+++ SUPPLIED MATERIAL +++

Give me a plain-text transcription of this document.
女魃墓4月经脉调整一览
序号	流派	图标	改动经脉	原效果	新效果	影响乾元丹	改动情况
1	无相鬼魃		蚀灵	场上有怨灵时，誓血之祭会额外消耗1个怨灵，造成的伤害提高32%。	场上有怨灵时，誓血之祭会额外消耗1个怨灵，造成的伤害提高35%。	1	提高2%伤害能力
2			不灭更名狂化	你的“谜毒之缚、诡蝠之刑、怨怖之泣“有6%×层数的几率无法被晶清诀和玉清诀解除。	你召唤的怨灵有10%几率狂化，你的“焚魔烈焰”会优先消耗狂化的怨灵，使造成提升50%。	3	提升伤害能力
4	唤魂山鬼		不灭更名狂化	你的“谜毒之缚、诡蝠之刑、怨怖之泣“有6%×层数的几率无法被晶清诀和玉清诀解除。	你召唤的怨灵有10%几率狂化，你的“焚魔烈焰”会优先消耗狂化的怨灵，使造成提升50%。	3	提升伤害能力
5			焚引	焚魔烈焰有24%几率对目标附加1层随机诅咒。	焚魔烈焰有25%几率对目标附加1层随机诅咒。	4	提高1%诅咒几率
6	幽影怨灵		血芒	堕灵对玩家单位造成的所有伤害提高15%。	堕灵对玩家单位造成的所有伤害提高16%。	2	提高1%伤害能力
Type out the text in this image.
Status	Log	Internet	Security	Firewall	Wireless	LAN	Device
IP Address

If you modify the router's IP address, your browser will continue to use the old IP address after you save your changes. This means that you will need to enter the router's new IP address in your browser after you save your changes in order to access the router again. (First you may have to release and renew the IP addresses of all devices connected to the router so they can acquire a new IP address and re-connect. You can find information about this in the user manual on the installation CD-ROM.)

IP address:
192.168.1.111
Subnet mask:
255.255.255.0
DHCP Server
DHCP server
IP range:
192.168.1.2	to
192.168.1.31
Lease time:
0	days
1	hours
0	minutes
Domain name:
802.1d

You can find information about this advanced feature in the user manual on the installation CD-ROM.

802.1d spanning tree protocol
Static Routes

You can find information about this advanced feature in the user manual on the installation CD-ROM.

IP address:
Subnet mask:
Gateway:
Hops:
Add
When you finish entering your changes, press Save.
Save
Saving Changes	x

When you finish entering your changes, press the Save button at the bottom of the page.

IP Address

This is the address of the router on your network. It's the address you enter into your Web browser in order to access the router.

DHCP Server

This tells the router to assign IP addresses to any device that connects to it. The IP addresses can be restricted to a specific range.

+++

GIVEN REQUEST: In the records above, locate every line with the string "finish" and copy it.

RESPONSE TO THIS EXERCISE:
When you finish entering your changes, press Save.
When you finish entering your changes, press the Save button at the bottom of the page.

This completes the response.